[Aim of the exercise] Your reply should be a single number: how many lines contain the string "this".
━━━
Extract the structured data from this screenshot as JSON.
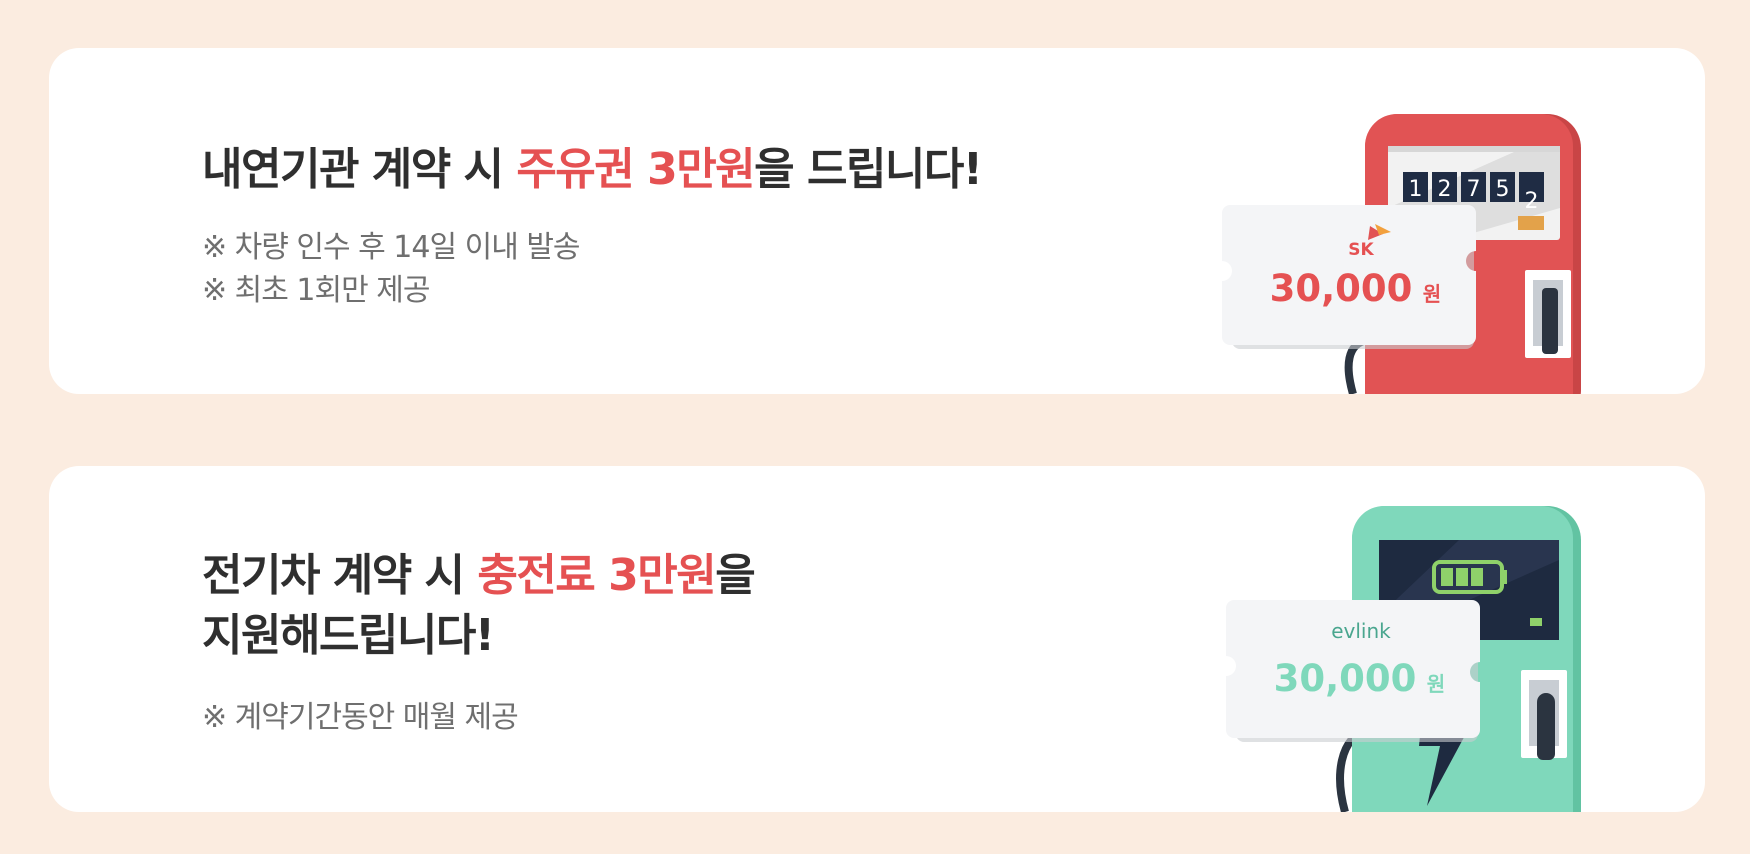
{
  "cards": [
    {
      "headline_pre": "내연기관 계약 시 ",
      "headline_highlight": "주유권 3만원",
      "headline_post": "을 드립니다!",
      "notes": [
        "※ 차량 인수 후 14일 이내 발송",
        "※ 최초 1회만 제공"
      ],
      "illustration": {
        "type": "fuel-pump",
        "body_color": "#e15354",
        "meter_digits": [
          "1",
          "2",
          "7",
          "5",
          "2"
        ],
        "ticket_brand": "SK",
        "ticket_amount": "30,000",
        "ticket_unit": "원",
        "amount_color": "#e55152"
      }
    },
    {
      "headline_pre": "전기차 계약 시 ",
      "headline_highlight": "충전료 3만원",
      "headline_post": "을",
      "headline_line2": "지원해드립니다!",
      "notes": [
        "※ 계약기간동안 매월 제공"
      ],
      "illustration": {
        "type": "ev-charger",
        "body_color": "#7fd8bb",
        "ticket_brand": "evlink",
        "ticket_amount": "30,000",
        "ticket_unit": "원",
        "amount_color": "#7fd8bb"
      }
    }
  ],
  "colors": {
    "background": "#fbece0",
    "highlight": "#e55152",
    "text": "#2f2f2f",
    "note_text": "#6f6f6f"
  }
}
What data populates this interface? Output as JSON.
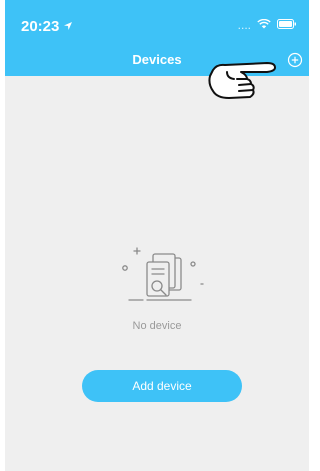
{
  "status": {
    "time": "20:23",
    "signal_dots": "...."
  },
  "nav": {
    "title": "Devices",
    "add_icon": "plus-circle-icon"
  },
  "empty": {
    "message": "No device",
    "icon": "document-search-icon"
  },
  "actions": {
    "add_device_label": "Add device"
  },
  "colors": {
    "accent": "#3ec2f7",
    "background": "#efefef",
    "text_muted": "#9a9a9a"
  }
}
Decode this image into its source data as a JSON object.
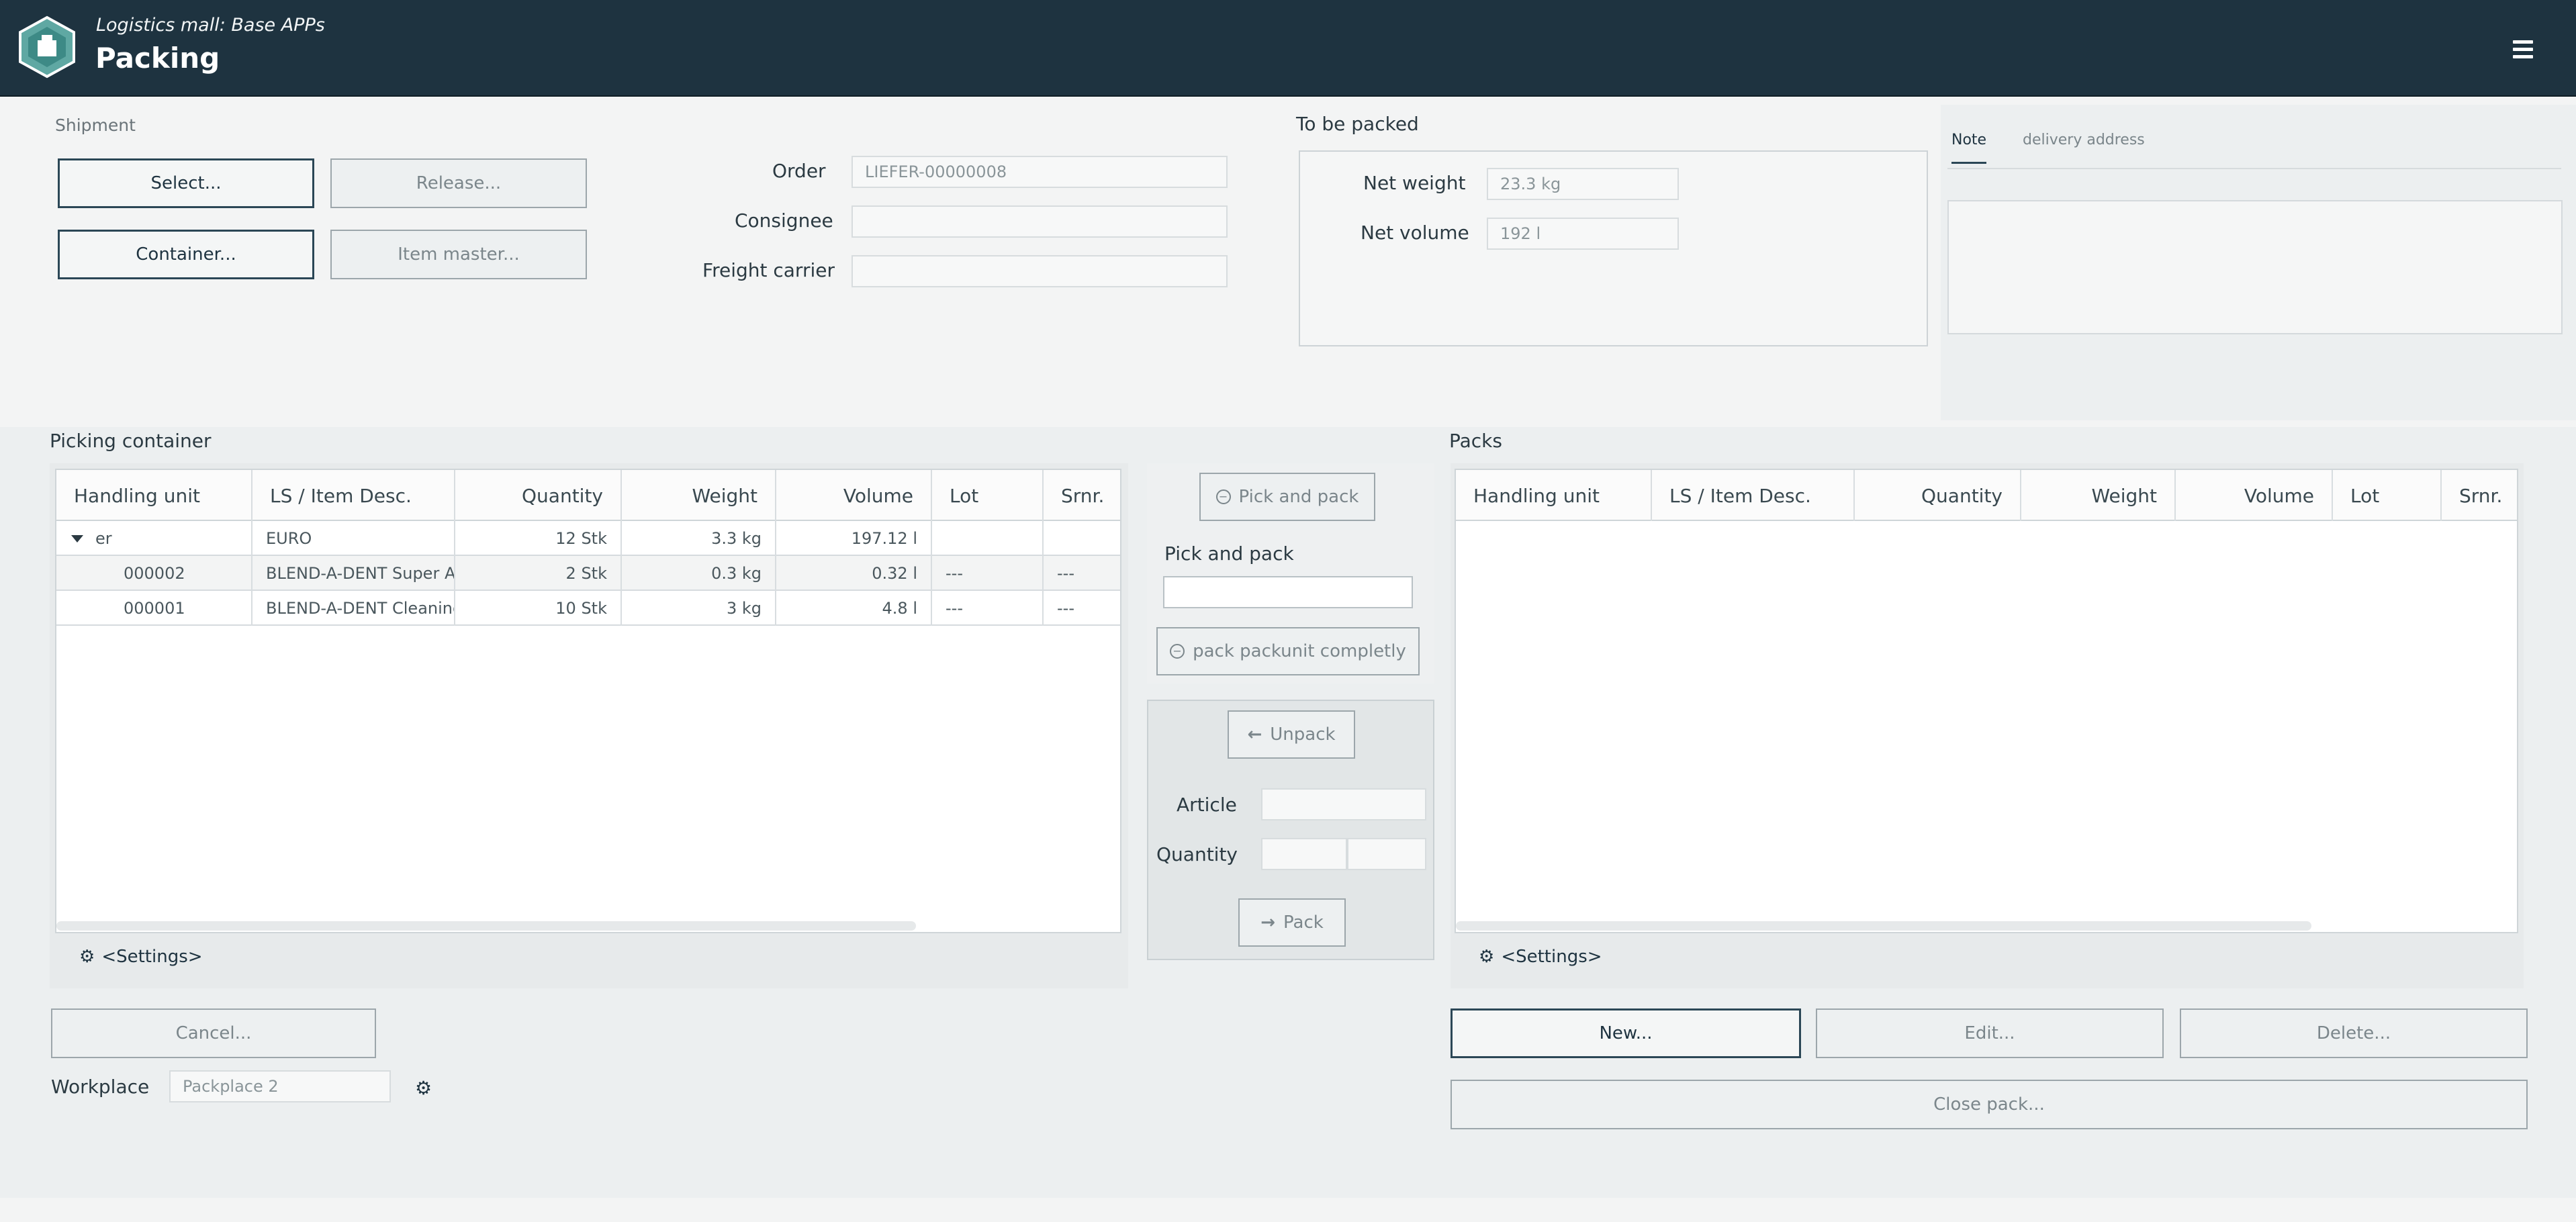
{
  "header": {
    "subtitle": "Logistics mall: Base APPs",
    "title": "Packing"
  },
  "shipment": {
    "label": "Shipment",
    "select_btn": "Select...",
    "release_btn": "Release...",
    "container_btn": "Container...",
    "item_master_btn": "Item master...",
    "order_label": "Order",
    "order_value": "LIEFER-00000008",
    "consignee_label": "Consignee",
    "consignee_value": "",
    "freight_label": "Freight carrier",
    "freight_value": ""
  },
  "to_be_packed": {
    "label": "To be packed",
    "net_weight_label": "Net weight",
    "net_weight_value": "23.3 kg",
    "net_volume_label": "Net volume",
    "net_volume_value": "192 l"
  },
  "note_tabs": {
    "note": "Note",
    "delivery": "delivery address"
  },
  "picking": {
    "title": "Picking container",
    "columns": [
      "Handling unit",
      "LS / Item Desc.",
      "Quantity",
      "Weight",
      "Volume",
      "Lot",
      "Srnr."
    ],
    "rows": [
      {
        "hu": "er",
        "desc": "EURO",
        "qty": "12 Stk",
        "weight": "3.3 kg",
        "volume": "197.12 l",
        "lot": "",
        "srnr": ""
      },
      {
        "hu": "000002",
        "desc": "BLEND-A-DENT Super Adhesive",
        "qty": "2 Stk",
        "weight": "0.3 kg",
        "volume": "0.32 l",
        "lot": "---",
        "srnr": "---"
      },
      {
        "hu": "000001",
        "desc": "BLEND-A-DENT Cleaning",
        "qty": "10 Stk",
        "weight": "3 kg",
        "volume": "4.8 l",
        "lot": "---",
        "srnr": "---"
      }
    ],
    "settings": "<Settings>"
  },
  "center": {
    "pick_pack_btn": "Pick and pack",
    "pick_pack_label": "Pick and pack",
    "pick_pack_value": "",
    "pack_complete_btn": "pack packunit completly",
    "unpack_btn": "Unpack",
    "article_label": "Article",
    "article_value": "",
    "quantity_label": "Quantity",
    "pack_btn": "Pack"
  },
  "packs": {
    "title": "Packs",
    "columns": [
      "Handling unit",
      "LS / Item Desc.",
      "Quantity",
      "Weight",
      "Volume",
      "Lot",
      "Srnr."
    ],
    "settings": "<Settings>",
    "new_btn": "New...",
    "edit_btn": "Edit...",
    "delete_btn": "Delete...",
    "close_btn": "Close pack..."
  },
  "footer": {
    "cancel_btn": "Cancel...",
    "workplace_label": "Workplace",
    "workplace_value": "Packplace 2"
  },
  "colors": {
    "header_bg": "#1e3340",
    "accent": "#2b4756",
    "logo": "#5fa8a3"
  }
}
━━━
[Answer in full] 3